WHAT THE TASK ASKS |
Give all the lines below again, exactly, with no pictures.

━━━━━━━━━━━━━━━━━━━━

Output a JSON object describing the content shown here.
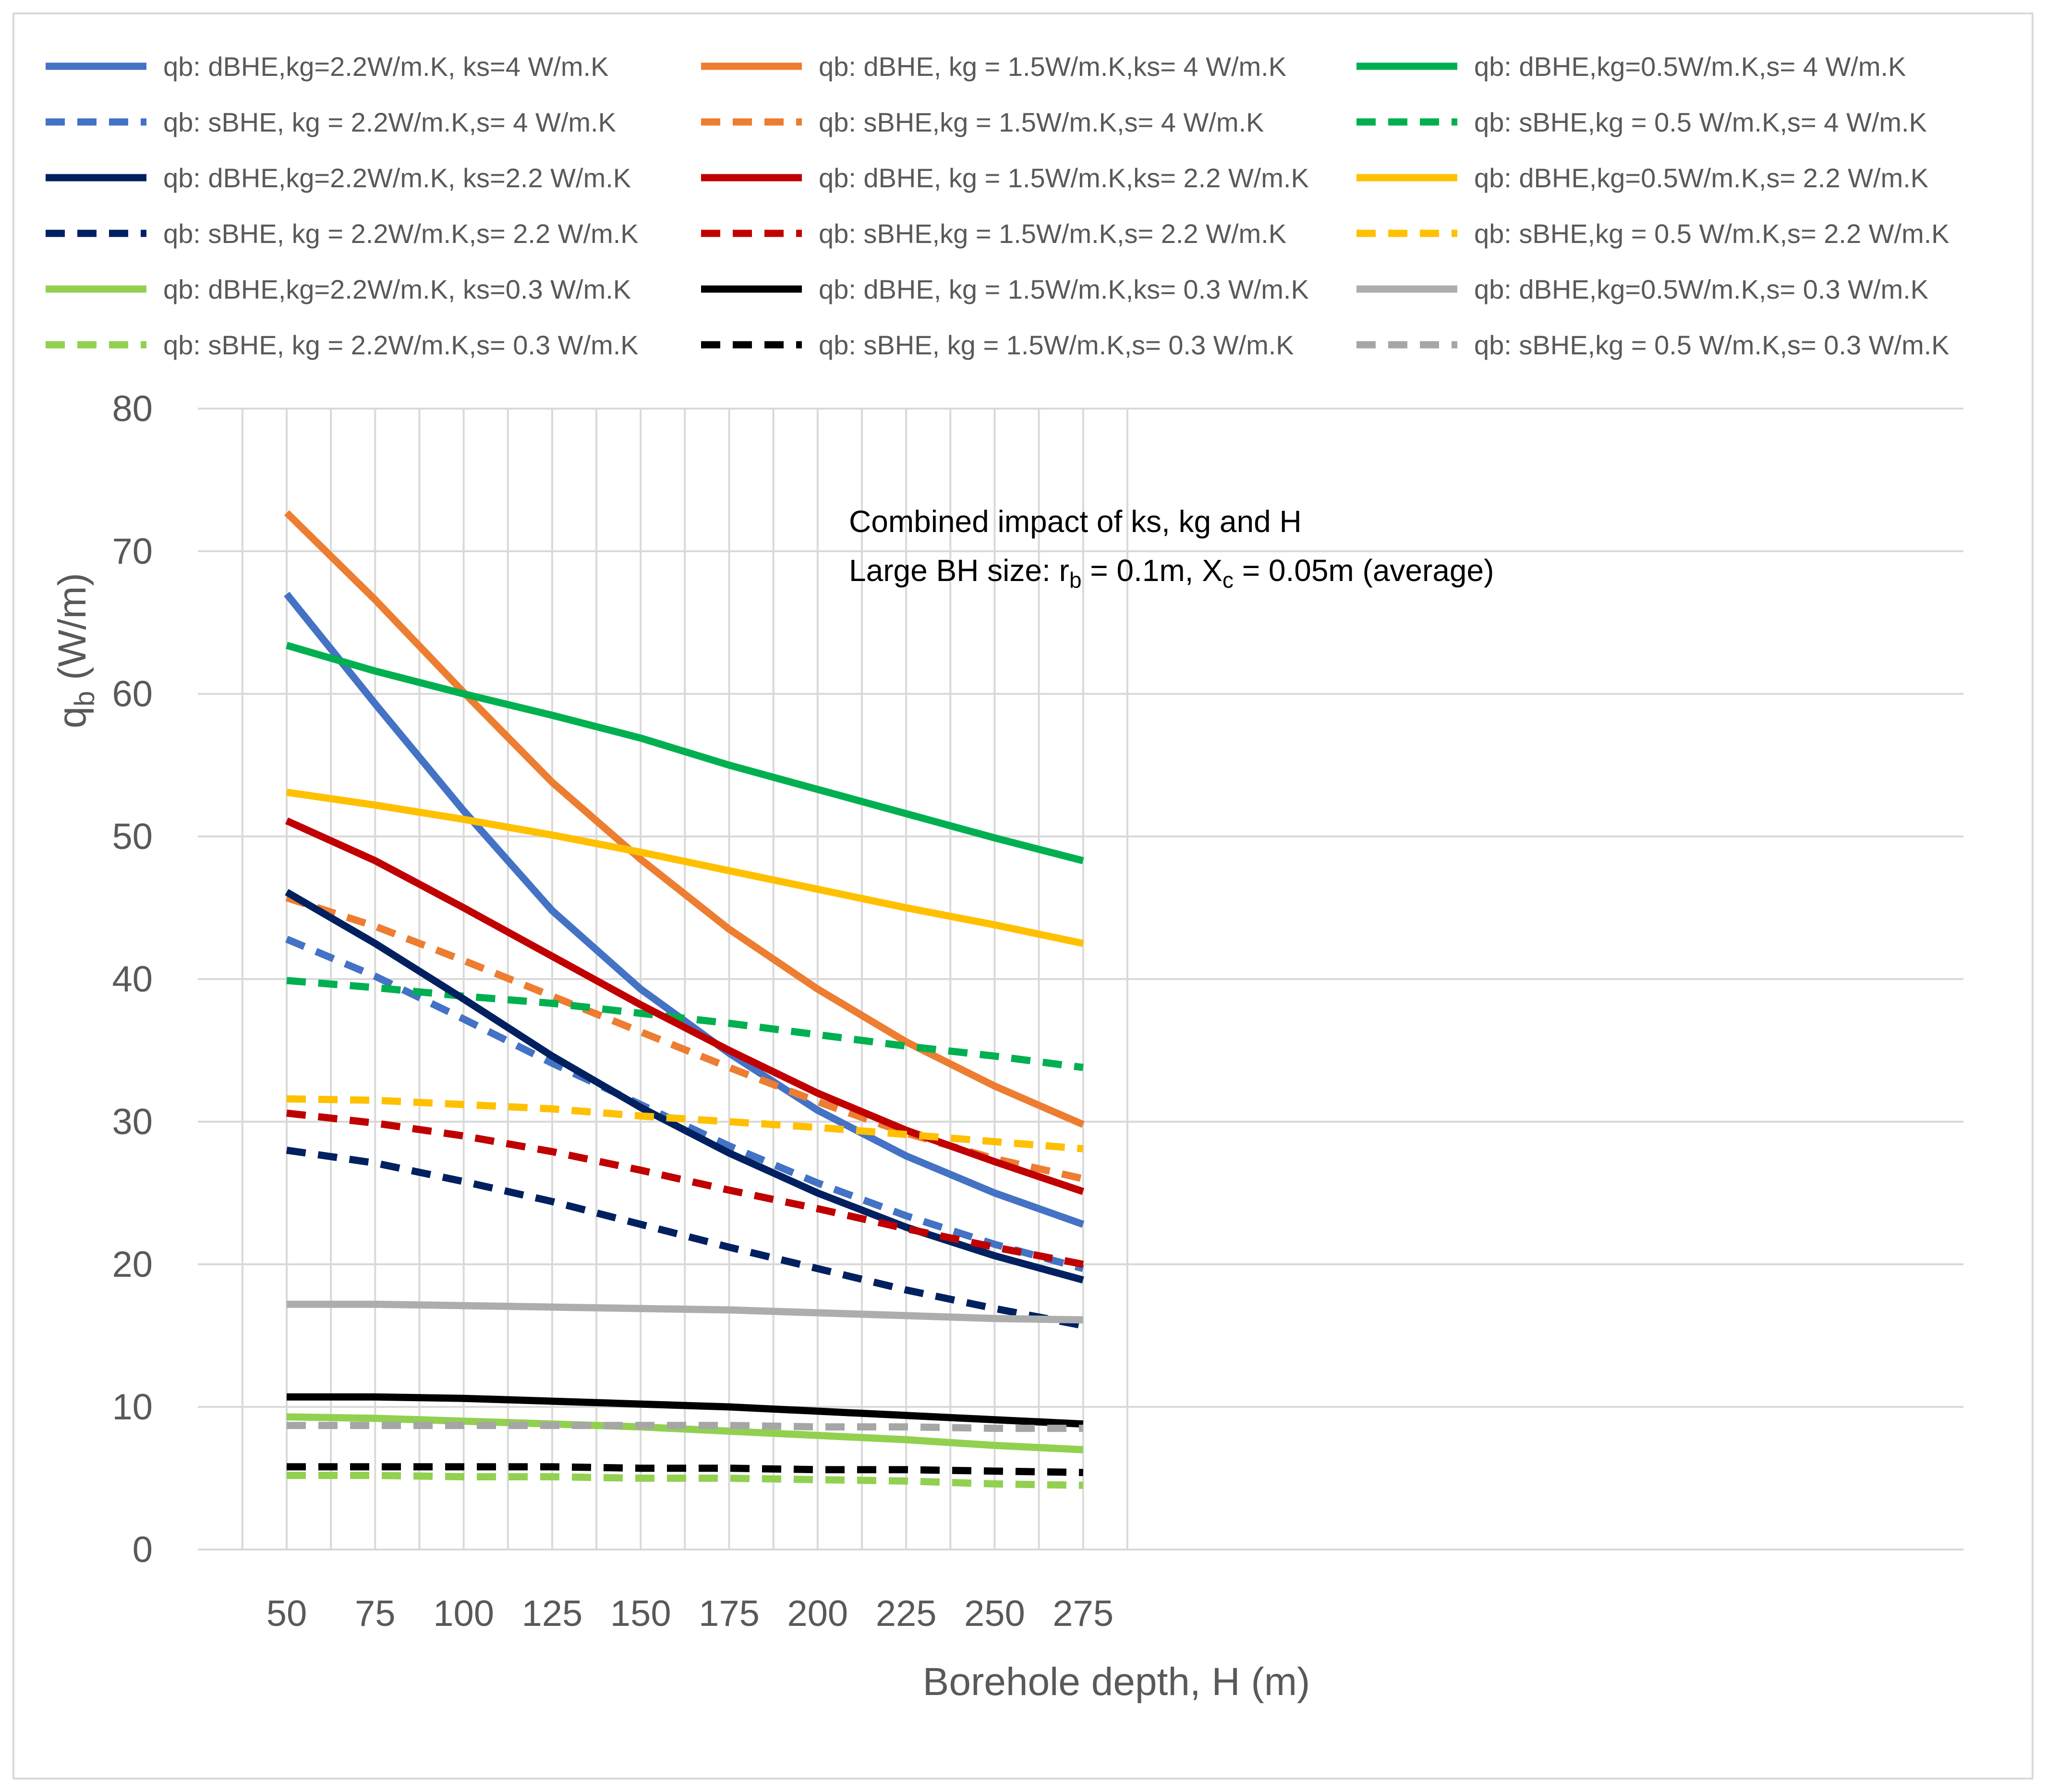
{
  "chart_data": {
    "type": "line",
    "title": "",
    "xlabel": "Borehole depth, H (m)",
    "ylabel": {
      "main": "q",
      "sub": "b",
      "unit": " (W/m)"
    },
    "x": [
      50,
      75,
      100,
      125,
      150,
      175,
      200,
      225,
      250,
      275
    ],
    "xlim": [
      37.5,
      287.5
    ],
    "ylim": [
      0,
      80
    ],
    "x_ticks": [
      50,
      75,
      100,
      125,
      150,
      175,
      200,
      225,
      250,
      275
    ],
    "y_ticks": [
      0,
      10,
      20,
      30,
      40,
      50,
      60,
      70,
      80
    ],
    "grid": true,
    "legend_position": "top",
    "annotation": {
      "line1": "Combined impact of ks, kg and H",
      "line2_a": "Large BH size: r",
      "line2_sub1": "b",
      "line2_b": " = 0.1m, X",
      "line2_sub2": "c",
      "line2_c": " = 0.05m (average)"
    },
    "series": [
      {
        "name": "qb: dBHE,kg=2.2W/m.K, ks=4 W/m.K",
        "color": "#4472C4",
        "dash": false,
        "values": [
          67.0,
          59.3,
          51.8,
          44.8,
          39.3,
          34.8,
          30.8,
          27.6,
          25.0,
          22.8
        ]
      },
      {
        "name": "qb: dBHE, kg = 1.5W/m.K,ks= 4 W/m.K",
        "color": "#ED7D31",
        "dash": false,
        "values": [
          72.7,
          66.6,
          60.1,
          53.8,
          48.4,
          43.5,
          39.3,
          35.6,
          32.5,
          29.8
        ]
      },
      {
        "name": "qb: dBHE,kg=0.5W/m.K,s= 4 W/m.K",
        "color": "#00B050",
        "dash": false,
        "values": [
          63.4,
          61.6,
          60.0,
          58.5,
          56.9,
          55.0,
          53.3,
          51.6,
          49.9,
          48.3
        ]
      },
      {
        "name": "qb: sBHE, kg = 2.2W/m.K,s= 4 W/m.K",
        "color": "#4472C4",
        "dash": true,
        "values": [
          42.8,
          40.2,
          37.2,
          34.1,
          31.2,
          28.3,
          25.7,
          23.4,
          21.4,
          19.7
        ]
      },
      {
        "name": "qb: sBHE,kg = 1.5W/m.K,s= 4 W/m.K",
        "color": "#ED7D31",
        "dash": true,
        "values": [
          45.7,
          43.7,
          41.3,
          38.8,
          36.3,
          33.8,
          31.4,
          29.2,
          27.4,
          26.0
        ]
      },
      {
        "name": "qb: sBHE,kg = 0.5 W/m.K,s= 4 W/m.K",
        "color": "#00B050",
        "dash": true,
        "values": [
          39.9,
          39.4,
          38.8,
          38.3,
          37.6,
          36.9,
          36.1,
          35.3,
          34.6,
          33.8
        ]
      },
      {
        "name": "qb: dBHE,kg=2.2W/m.K, ks=2.2 W/m.K",
        "color": "#002060",
        "dash": false,
        "values": [
          46.1,
          42.5,
          38.6,
          34.6,
          31.0,
          27.8,
          25.0,
          22.6,
          20.6,
          18.9
        ]
      },
      {
        "name": "qb: dBHE, kg = 1.5W/m.K,ks= 2.2 W/m.K",
        "color": "#C00000",
        "dash": false,
        "values": [
          51.1,
          48.3,
          45.0,
          41.6,
          38.2,
          35.0,
          32.0,
          29.4,
          27.2,
          25.1
        ]
      },
      {
        "name": "qb: dBHE,kg=0.5W/m.K,s= 2.2 W/m.K",
        "color": "#FFC000",
        "dash": false,
        "values": [
          53.1,
          52.2,
          51.2,
          50.1,
          48.9,
          47.6,
          46.3,
          45.0,
          43.8,
          42.5
        ]
      },
      {
        "name": "qb: sBHE, kg = 2.2W/m.K,s= 2.2 W/m.K",
        "color": "#002060",
        "dash": true,
        "values": [
          28.0,
          27.1,
          25.8,
          24.4,
          22.8,
          21.2,
          19.7,
          18.2,
          16.9,
          15.7
        ]
      },
      {
        "name": "qb: sBHE,kg = 1.5W/m.K,s= 2.2 W/m.K",
        "color": "#C00000",
        "dash": true,
        "values": [
          30.6,
          29.9,
          29.0,
          27.9,
          26.6,
          25.2,
          23.9,
          22.5,
          21.2,
          20.0
        ]
      },
      {
        "name": "qb: sBHE,kg = 0.5 W/m.K,s= 2.2 W/m.K",
        "color": "#FFC000",
        "dash": true,
        "values": [
          31.6,
          31.5,
          31.2,
          30.9,
          30.4,
          30.0,
          29.6,
          29.1,
          28.6,
          28.1
        ]
      },
      {
        "name": "qb: dBHE,kg=2.2W/m.K, ks=0.3 W/m.K",
        "color": "#92D050",
        "dash": false,
        "values": [
          9.3,
          9.2,
          9.0,
          8.8,
          8.6,
          8.3,
          8.0,
          7.7,
          7.3,
          7.0
        ]
      },
      {
        "name": "qb: dBHE, kg = 1.5W/m.K,ks= 0.3 W/m.K",
        "color": "#000000",
        "dash": false,
        "values": [
          10.7,
          10.7,
          10.6,
          10.4,
          10.2,
          10.0,
          9.7,
          9.4,
          9.1,
          8.8
        ]
      },
      {
        "name": "qb: dBHE,kg=0.5W/m.K,s= 0.3 W/m.K",
        "color": "#ADADAD",
        "dash": false,
        "values": [
          17.2,
          17.2,
          17.1,
          17.0,
          16.9,
          16.8,
          16.6,
          16.4,
          16.2,
          16.1
        ]
      },
      {
        "name": "qb: sBHE, kg = 2.2W/m.K,s= 0.3 W/m.K",
        "color": "#92D050",
        "dash": true,
        "values": [
          5.2,
          5.2,
          5.1,
          5.1,
          5.0,
          5.0,
          4.9,
          4.8,
          4.6,
          4.5
        ]
      },
      {
        "name": "qb: sBHE, kg = 1.5W/m.K,s= 0.3 W/m.K",
        "color": "#000000",
        "dash": true,
        "values": [
          5.8,
          5.8,
          5.8,
          5.8,
          5.7,
          5.7,
          5.6,
          5.6,
          5.5,
          5.4
        ]
      },
      {
        "name": "qb: sBHE,kg = 0.5 W/m.K,s= 0.3 W/m.K",
        "color": "#A6A6A6",
        "dash": true,
        "values": [
          8.7,
          8.7,
          8.7,
          8.7,
          8.7,
          8.7,
          8.6,
          8.6,
          8.5,
          8.5
        ]
      }
    ]
  }
}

━━━━━━━━━━━━━━━━━━━━

EXPECTED ANSWER |
Output a JSON object describing the content shown here.
{
  "chart_data": {
    "type": "line",
    "title": "",
    "xlabel": "Borehole depth, H (m)",
    "ylabel": {
      "main": "q",
      "sub": "b",
      "unit": " (W/m)"
    },
    "x": [
      50,
      75,
      100,
      125,
      150,
      175,
      200,
      225,
      250,
      275
    ],
    "xlim": [
      37.5,
      287.5
    ],
    "ylim": [
      0,
      80
    ],
    "x_ticks": [
      50,
      75,
      100,
      125,
      150,
      175,
      200,
      225,
      250,
      275
    ],
    "y_ticks": [
      0,
      10,
      20,
      30,
      40,
      50,
      60,
      70,
      80
    ],
    "grid": true,
    "legend_position": "top",
    "annotation": {
      "line1": "Combined impact of ks, kg and H",
      "line2_a": "Large BH size: r",
      "line2_sub1": "b",
      "line2_b": " = 0.1m, X",
      "line2_sub2": "c",
      "line2_c": " = 0.05m (average)"
    },
    "series": [
      {
        "name": "qb: dBHE,kg=2.2W/m.K, ks=4 W/m.K",
        "color": "#4472C4",
        "dash": false,
        "values": [
          67.0,
          59.3,
          51.8,
          44.8,
          39.3,
          34.8,
          30.8,
          27.6,
          25.0,
          22.8
        ]
      },
      {
        "name": "qb: dBHE, kg = 1.5W/m.K,ks= 4 W/m.K",
        "color": "#ED7D31",
        "dash": false,
        "values": [
          72.7,
          66.6,
          60.1,
          53.8,
          48.4,
          43.5,
          39.3,
          35.6,
          32.5,
          29.8
        ]
      },
      {
        "name": "qb: dBHE,kg=0.5W/m.K,s= 4 W/m.K",
        "color": "#00B050",
        "dash": false,
        "values": [
          63.4,
          61.6,
          60.0,
          58.5,
          56.9,
          55.0,
          53.3,
          51.6,
          49.9,
          48.3
        ]
      },
      {
        "name": "qb: sBHE, kg = 2.2W/m.K,s= 4 W/m.K",
        "color": "#4472C4",
        "dash": true,
        "values": [
          42.8,
          40.2,
          37.2,
          34.1,
          31.2,
          28.3,
          25.7,
          23.4,
          21.4,
          19.7
        ]
      },
      {
        "name": "qb: sBHE,kg = 1.5W/m.K,s= 4 W/m.K",
        "color": "#ED7D31",
        "dash": true,
        "values": [
          45.7,
          43.7,
          41.3,
          38.8,
          36.3,
          33.8,
          31.4,
          29.2,
          27.4,
          26.0
        ]
      },
      {
        "name": "qb: sBHE,kg = 0.5 W/m.K,s= 4 W/m.K",
        "color": "#00B050",
        "dash": true,
        "values": [
          39.9,
          39.4,
          38.8,
          38.3,
          37.6,
          36.9,
          36.1,
          35.3,
          34.6,
          33.8
        ]
      },
      {
        "name": "qb: dBHE,kg=2.2W/m.K, ks=2.2 W/m.K",
        "color": "#002060",
        "dash": false,
        "values": [
          46.1,
          42.5,
          38.6,
          34.6,
          31.0,
          27.8,
          25.0,
          22.6,
          20.6,
          18.9
        ]
      },
      {
        "name": "qb: dBHE, kg = 1.5W/m.K,ks= 2.2 W/m.K",
        "color": "#C00000",
        "dash": false,
        "values": [
          51.1,
          48.3,
          45.0,
          41.6,
          38.2,
          35.0,
          32.0,
          29.4,
          27.2,
          25.1
        ]
      },
      {
        "name": "qb: dBHE,kg=0.5W/m.K,s= 2.2 W/m.K",
        "color": "#FFC000",
        "dash": false,
        "values": [
          53.1,
          52.2,
          51.2,
          50.1,
          48.9,
          47.6,
          46.3,
          45.0,
          43.8,
          42.5
        ]
      },
      {
        "name": "qb: sBHE, kg = 2.2W/m.K,s= 2.2 W/m.K",
        "color": "#002060",
        "dash": true,
        "values": [
          28.0,
          27.1,
          25.8,
          24.4,
          22.8,
          21.2,
          19.7,
          18.2,
          16.9,
          15.7
        ]
      },
      {
        "name": "qb: sBHE,kg = 1.5W/m.K,s= 2.2 W/m.K",
        "color": "#C00000",
        "dash": true,
        "values": [
          30.6,
          29.9,
          29.0,
          27.9,
          26.6,
          25.2,
          23.9,
          22.5,
          21.2,
          20.0
        ]
      },
      {
        "name": "qb: sBHE,kg = 0.5 W/m.K,s= 2.2 W/m.K",
        "color": "#FFC000",
        "dash": true,
        "values": [
          31.6,
          31.5,
          31.2,
          30.9,
          30.4,
          30.0,
          29.6,
          29.1,
          28.6,
          28.1
        ]
      },
      {
        "name": "qb: dBHE,kg=2.2W/m.K, ks=0.3 W/m.K",
        "color": "#92D050",
        "dash": false,
        "values": [
          9.3,
          9.2,
          9.0,
          8.8,
          8.6,
          8.3,
          8.0,
          7.7,
          7.3,
          7.0
        ]
      },
      {
        "name": "qb: dBHE, kg = 1.5W/m.K,ks= 0.3 W/m.K",
        "color": "#000000",
        "dash": false,
        "values": [
          10.7,
          10.7,
          10.6,
          10.4,
          10.2,
          10.0,
          9.7,
          9.4,
          9.1,
          8.8
        ]
      },
      {
        "name": "qb: dBHE,kg=0.5W/m.K,s= 0.3 W/m.K",
        "color": "#ADADAD",
        "dash": false,
        "values": [
          17.2,
          17.2,
          17.1,
          17.0,
          16.9,
          16.8,
          16.6,
          16.4,
          16.2,
          16.1
        ]
      },
      {
        "name": "qb: sBHE, kg = 2.2W/m.K,s= 0.3 W/m.K",
        "color": "#92D050",
        "dash": true,
        "values": [
          5.2,
          5.2,
          5.1,
          5.1,
          5.0,
          5.0,
          4.9,
          4.8,
          4.6,
          4.5
        ]
      },
      {
        "name": "qb: sBHE, kg = 1.5W/m.K,s= 0.3 W/m.K",
        "color": "#000000",
        "dash": true,
        "values": [
          5.8,
          5.8,
          5.8,
          5.8,
          5.7,
          5.7,
          5.6,
          5.6,
          5.5,
          5.4
        ]
      },
      {
        "name": "qb: sBHE,kg = 0.5 W/m.K,s= 0.3 W/m.K",
        "color": "#A6A6A6",
        "dash": true,
        "values": [
          8.7,
          8.7,
          8.7,
          8.7,
          8.7,
          8.7,
          8.6,
          8.6,
          8.5,
          8.5
        ]
      }
    ]
  }
}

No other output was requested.